Une question épineuse
Le choix d'acteurs hétéros pour interpréter des rôles gays divise aujourd’hui au sein de la communauté. La question, épineuse et régulièrement débattue, comporte toutefois plusieurs aspects. Car si les LGBTQI+ ont dû prendre l’habitude de se projeter dans des récits hétéros, les gays n’ont par ailleurs jamais boudé leur plaisir de voir des hétérosexuels endosser leurs rôles, par fantasme ou pour partager avec eux une part de leur quotidien, le temps d’un film. Tout en sachant apprécier que des acteurs reconnus s’associent à leur cause, comme ce fut le cas en France avec Bernard Giraudeau (Goutte d’eau sur pierre brûlante, de François Ozon, en 2000), Romain Duris (17 fois Cécile Cassard, de Christophe Honoré, en 2002) ou encore Sami Bouajila (Les Témoins, d’André Téchiné, en 2007), qui ont incarné des gays en cours de carrière. Quant aux acteurs homos, beaucoup peinent encore à sortir du placard, craignant justement de se voir limités aux rôles gays, et de n’être plus considérés comme désirables par le grand public, comme l’a dénoncé Muriel Robin en 2023 sur le plateau de Quelle époque, sur France 2, déclarant : “Citez-moi au monde un acteur ou une actrice qui a fait une grande carrière quand il est homosexuel. Il n’y en a pas.”

### Données fournies

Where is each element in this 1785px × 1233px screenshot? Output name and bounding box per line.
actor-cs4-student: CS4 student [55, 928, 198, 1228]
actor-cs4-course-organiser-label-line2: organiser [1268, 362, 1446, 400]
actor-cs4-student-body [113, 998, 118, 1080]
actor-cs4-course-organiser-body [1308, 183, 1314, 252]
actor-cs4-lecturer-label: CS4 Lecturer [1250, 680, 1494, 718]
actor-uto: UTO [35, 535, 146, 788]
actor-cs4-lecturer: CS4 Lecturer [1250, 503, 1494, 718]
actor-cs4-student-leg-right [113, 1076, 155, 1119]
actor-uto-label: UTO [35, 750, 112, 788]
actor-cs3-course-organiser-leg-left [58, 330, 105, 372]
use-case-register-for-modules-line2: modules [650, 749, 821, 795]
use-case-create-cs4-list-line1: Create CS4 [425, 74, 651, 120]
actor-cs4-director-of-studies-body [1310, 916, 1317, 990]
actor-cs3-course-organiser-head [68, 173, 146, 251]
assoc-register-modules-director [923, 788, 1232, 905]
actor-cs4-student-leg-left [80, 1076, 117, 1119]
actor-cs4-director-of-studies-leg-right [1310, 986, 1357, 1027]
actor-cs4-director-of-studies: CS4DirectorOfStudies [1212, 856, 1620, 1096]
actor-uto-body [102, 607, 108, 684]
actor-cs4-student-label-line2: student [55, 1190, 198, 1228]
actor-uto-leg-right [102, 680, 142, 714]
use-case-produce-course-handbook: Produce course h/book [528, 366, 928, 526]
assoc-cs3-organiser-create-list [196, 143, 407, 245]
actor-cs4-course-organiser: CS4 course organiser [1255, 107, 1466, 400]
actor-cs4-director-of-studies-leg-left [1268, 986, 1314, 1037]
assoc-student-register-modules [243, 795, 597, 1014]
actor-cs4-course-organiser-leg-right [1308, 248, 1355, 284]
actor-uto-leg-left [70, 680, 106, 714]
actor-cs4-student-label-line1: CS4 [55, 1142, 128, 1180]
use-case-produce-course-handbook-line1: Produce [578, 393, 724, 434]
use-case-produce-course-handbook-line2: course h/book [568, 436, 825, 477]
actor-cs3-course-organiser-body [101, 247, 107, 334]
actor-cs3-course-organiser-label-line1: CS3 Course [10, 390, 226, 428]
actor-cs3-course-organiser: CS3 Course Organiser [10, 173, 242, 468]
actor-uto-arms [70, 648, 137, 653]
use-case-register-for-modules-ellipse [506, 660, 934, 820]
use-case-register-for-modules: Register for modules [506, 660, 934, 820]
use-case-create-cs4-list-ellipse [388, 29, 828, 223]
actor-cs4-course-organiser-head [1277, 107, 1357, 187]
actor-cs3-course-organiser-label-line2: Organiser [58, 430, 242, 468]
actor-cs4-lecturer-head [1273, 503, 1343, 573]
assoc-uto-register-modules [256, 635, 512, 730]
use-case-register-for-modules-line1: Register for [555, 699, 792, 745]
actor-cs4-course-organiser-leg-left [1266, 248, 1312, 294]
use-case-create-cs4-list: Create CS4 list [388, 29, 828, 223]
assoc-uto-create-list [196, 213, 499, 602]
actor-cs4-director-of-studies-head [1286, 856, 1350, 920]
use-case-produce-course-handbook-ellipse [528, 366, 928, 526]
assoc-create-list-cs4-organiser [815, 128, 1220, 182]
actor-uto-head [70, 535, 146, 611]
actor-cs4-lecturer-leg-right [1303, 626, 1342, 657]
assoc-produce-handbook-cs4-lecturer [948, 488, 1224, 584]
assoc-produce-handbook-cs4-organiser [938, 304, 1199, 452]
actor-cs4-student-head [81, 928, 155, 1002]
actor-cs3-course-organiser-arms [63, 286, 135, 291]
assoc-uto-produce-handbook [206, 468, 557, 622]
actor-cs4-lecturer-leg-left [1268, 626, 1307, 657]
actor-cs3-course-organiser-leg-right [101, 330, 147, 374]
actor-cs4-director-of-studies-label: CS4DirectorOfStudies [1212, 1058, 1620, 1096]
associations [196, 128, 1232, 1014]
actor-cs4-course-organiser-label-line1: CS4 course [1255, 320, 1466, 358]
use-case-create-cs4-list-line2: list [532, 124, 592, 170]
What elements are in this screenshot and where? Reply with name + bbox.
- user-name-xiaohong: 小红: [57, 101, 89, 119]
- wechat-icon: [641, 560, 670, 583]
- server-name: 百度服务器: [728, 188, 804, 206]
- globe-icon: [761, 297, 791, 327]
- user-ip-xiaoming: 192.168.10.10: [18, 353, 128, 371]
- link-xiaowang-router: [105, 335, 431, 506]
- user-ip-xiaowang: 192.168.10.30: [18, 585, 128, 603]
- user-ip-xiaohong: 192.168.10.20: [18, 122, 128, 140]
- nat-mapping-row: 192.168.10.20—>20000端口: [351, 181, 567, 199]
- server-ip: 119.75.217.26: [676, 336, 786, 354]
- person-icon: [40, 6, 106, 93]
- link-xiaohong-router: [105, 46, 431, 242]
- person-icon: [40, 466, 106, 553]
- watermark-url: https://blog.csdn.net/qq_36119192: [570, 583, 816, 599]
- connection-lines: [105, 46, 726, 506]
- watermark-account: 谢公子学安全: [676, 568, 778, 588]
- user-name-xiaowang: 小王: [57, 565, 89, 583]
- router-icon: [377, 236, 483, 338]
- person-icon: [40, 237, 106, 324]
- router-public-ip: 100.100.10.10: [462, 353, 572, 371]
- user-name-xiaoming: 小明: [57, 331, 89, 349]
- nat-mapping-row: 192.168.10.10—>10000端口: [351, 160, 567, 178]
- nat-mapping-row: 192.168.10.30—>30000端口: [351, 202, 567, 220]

### Tâches demandées
1. D'après l'extrait sur les rôles gays au cinéma, dans quelle émission et sur quelle chaîne Muriel Robin a-t-elle fait sa déclaration en 2023 ?
2. Rédigez la suite de l'extrait sur les rôles gays au cinéma, en partant de sa dernière phrase.

### Réponses aux tâches
1. Dans l'émission Quelle époque, sur France 2.

2.
Lucas Guadagnino, le réalisateur du multiprimé Call Me by Your Name, où l’acteur Timothée Chalamet, révélation (hétéro) du film, interprète un ado gay qui en pince pour un ami de son père, a pour sa part exprimé un avis bien tranché auprès du média américain IndieWire en 2022 : “Bernardo Bertolucci a toujours dit : 'Mes films sont des films sur les personnages joués par les acteurs, et je fais aussi secrètement un documentaire sur les acteurs qui jouent les personnages.' Le cinéma doit révéler quelque chose sur les gens devant la caméra, pendant qu’ils essaient de se cacher dans leur personnage.”
C’est pourtant bien à Brad Davis, star hollywoodienne de 33 ans au placard et marié à une femme, que Fassbinder propose en 1982 d’incarner Querelle, un marin gay à l’érotisme tout puissant et aux pulsions incontrôlables, dans le film du même nom adapté d’un roman de Jean Genet. Plus que de révéler ce que Davis veut cacher au public, le réalisateur allemand lui offre la possibilité, le temps d’un film, d’exprimer une part de sa vérité à travers l’expression des désirs du personnage, qui sont également les siens. C’est aussi parce que nos vécus ne sont pas encore entrés dans la norme, et continuent de subir maintes oppressions de par le monde, qu’il est si fort, toujours émouvant et non moins “documentaire”, de voir un gay rejouer les plaisirs, les bonheurs si difficilement acquis et les peines qu’il n’aura pas manqué de traverser lui aussi.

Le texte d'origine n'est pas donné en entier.